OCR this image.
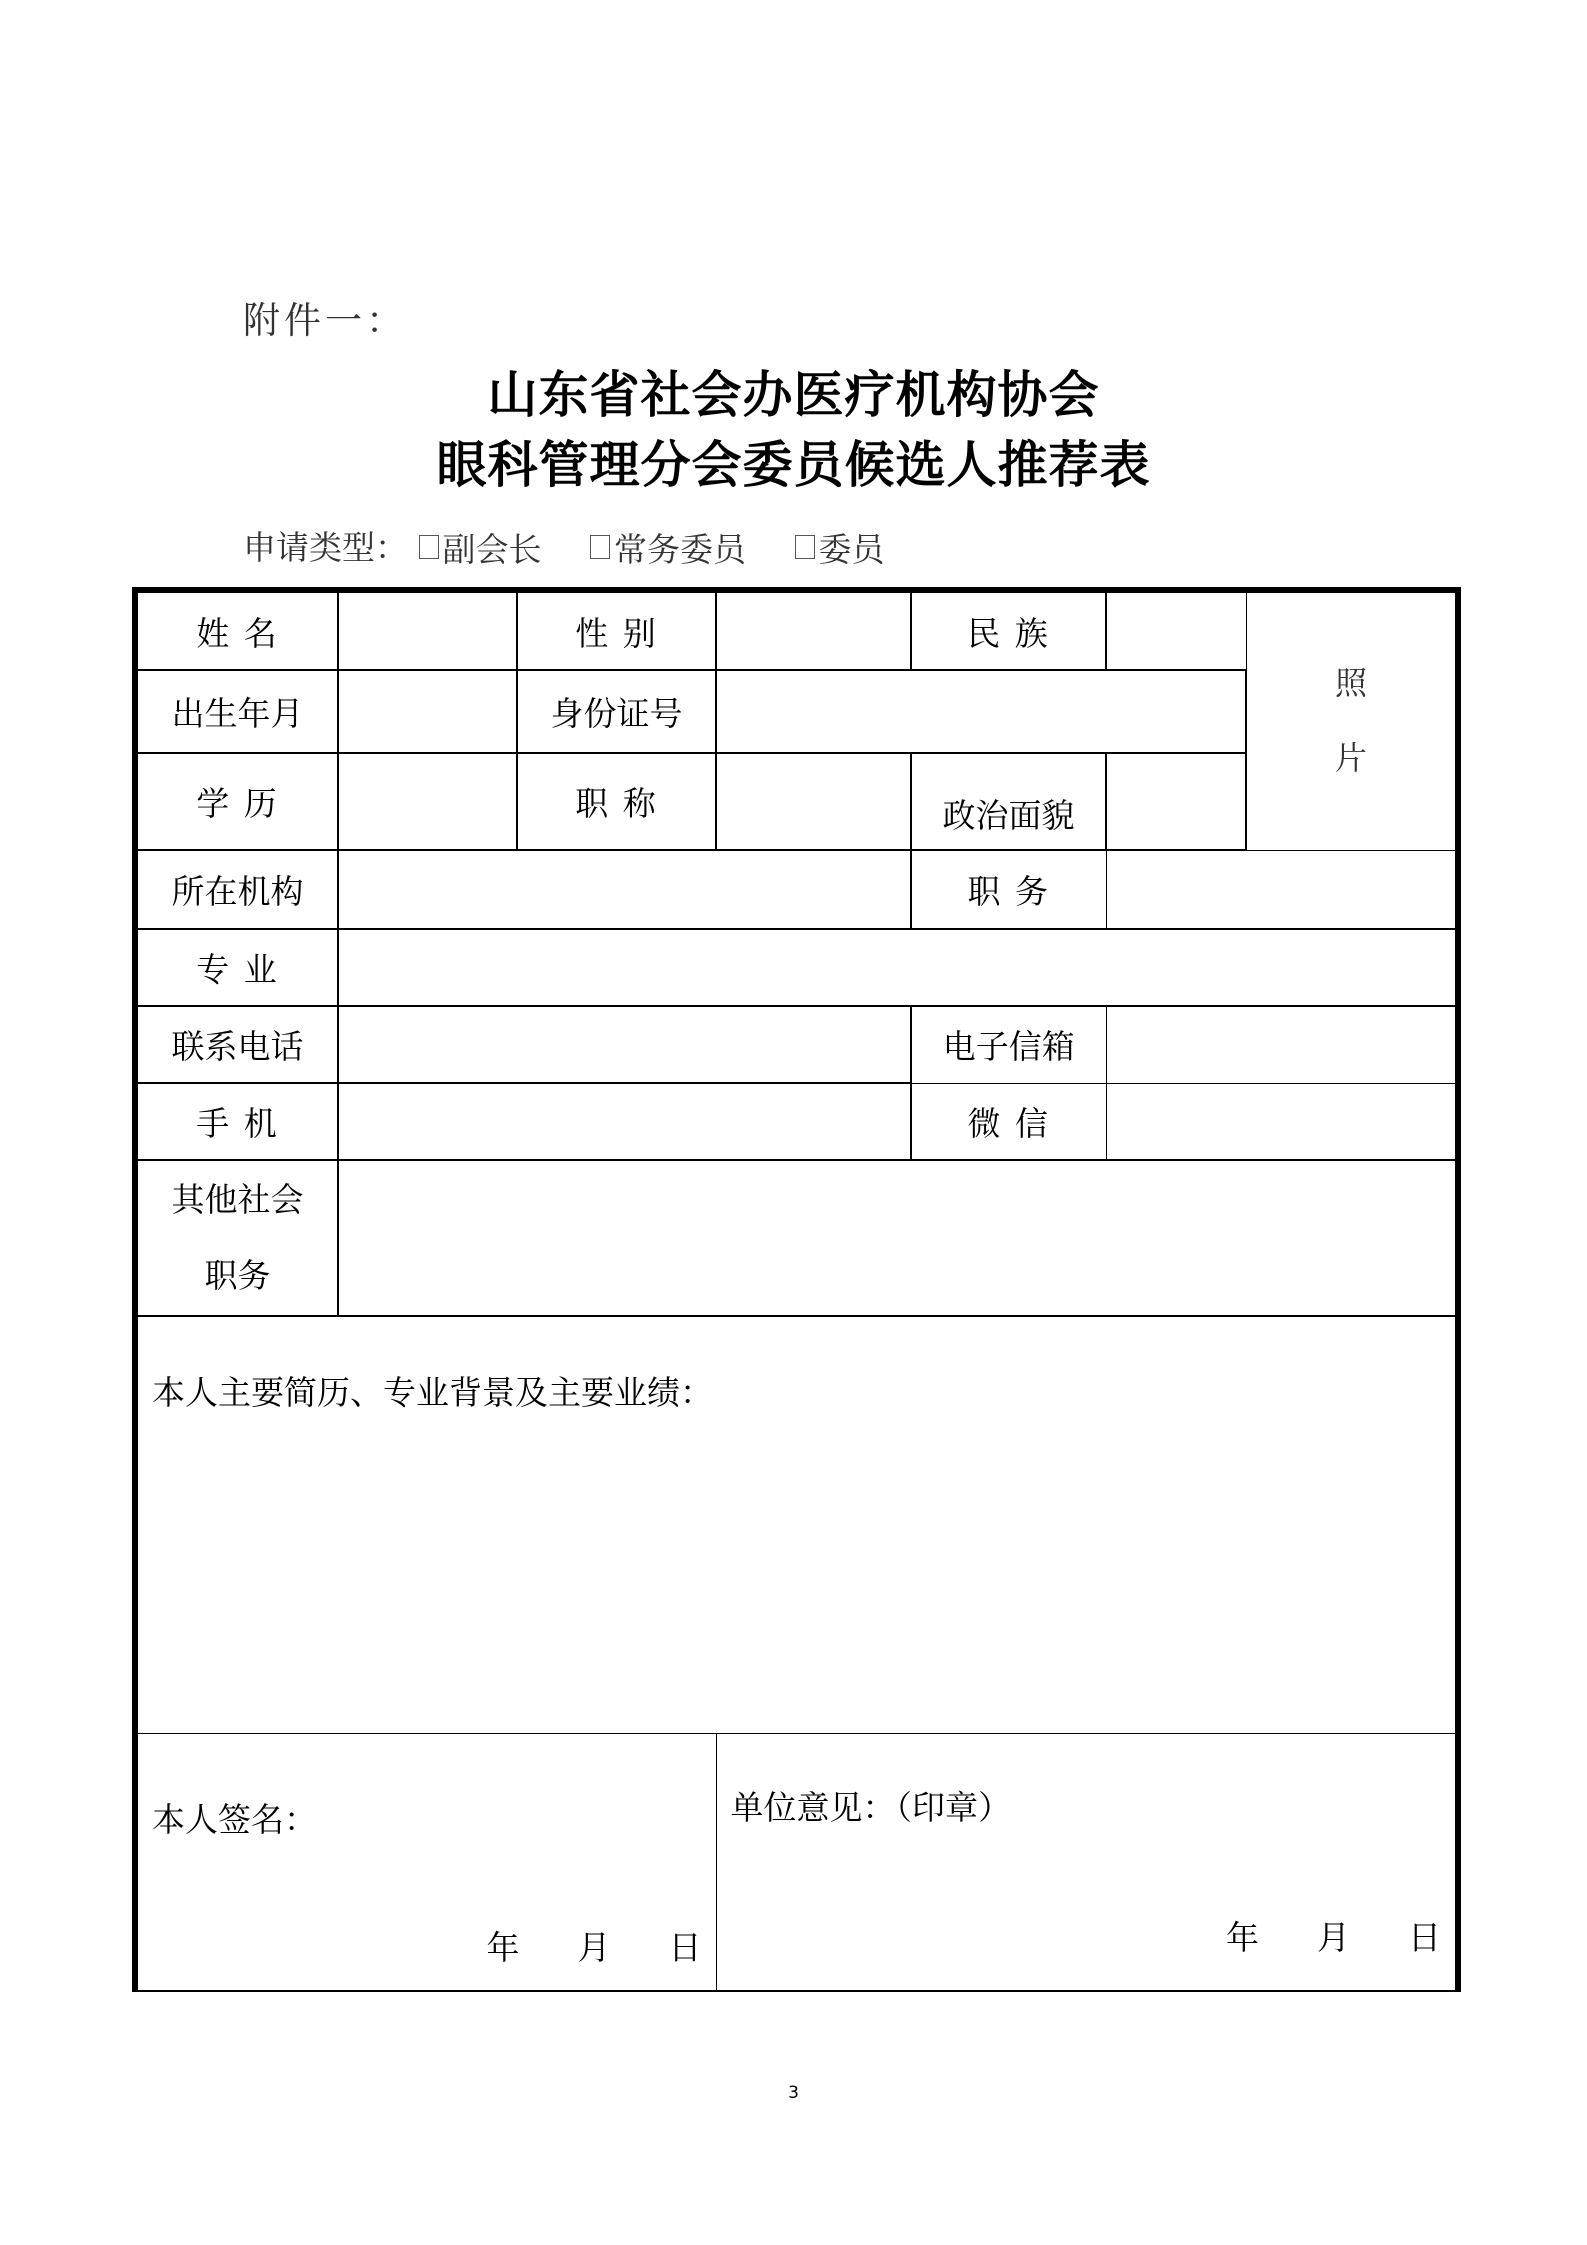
附件一：
山东省社会办医疗机构协会
眼科管理分会委员候选人推荐表
申请类型： 副会长
常务委员
委员
姓 名		性 别		民 族		照
片

出生年月		身份证号				
学 历		职 称		政治面貌		
所在机构				职 务		
专 业						
联系电话				电子信箱		
手 机				微 信		

其他社会
职务						

本人主要简历、专业背景及主要业绩：						

本人签名：
年 月 日

单位意见：（印章）
年 月 日
3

┄┄┄┄┄┄┄┄┄┄┄┄┄┄┄┄┄┄┄┄

- _Given exercise_: Will you set down the records word for word while leaving out every picture?

- _Correct result_:
OCR this image.
附件一：
山东省社会办医疗机构协会
眼科管理分会委员候选人推荐表
申请类型： 副会长
常务委员
委员
姓 名		性 别		民 族		照
片

出生年月		身份证号				
学 历		职 称		政治面貌		
所在机构				职 务		
专 业						
联系电话				电子信箱		
手 机				微 信		

其他社会
职务						

本人主要简历、专业背景及主要业绩：						

本人签名：
年 月 日

单位意见：（印章）
年 月 日
3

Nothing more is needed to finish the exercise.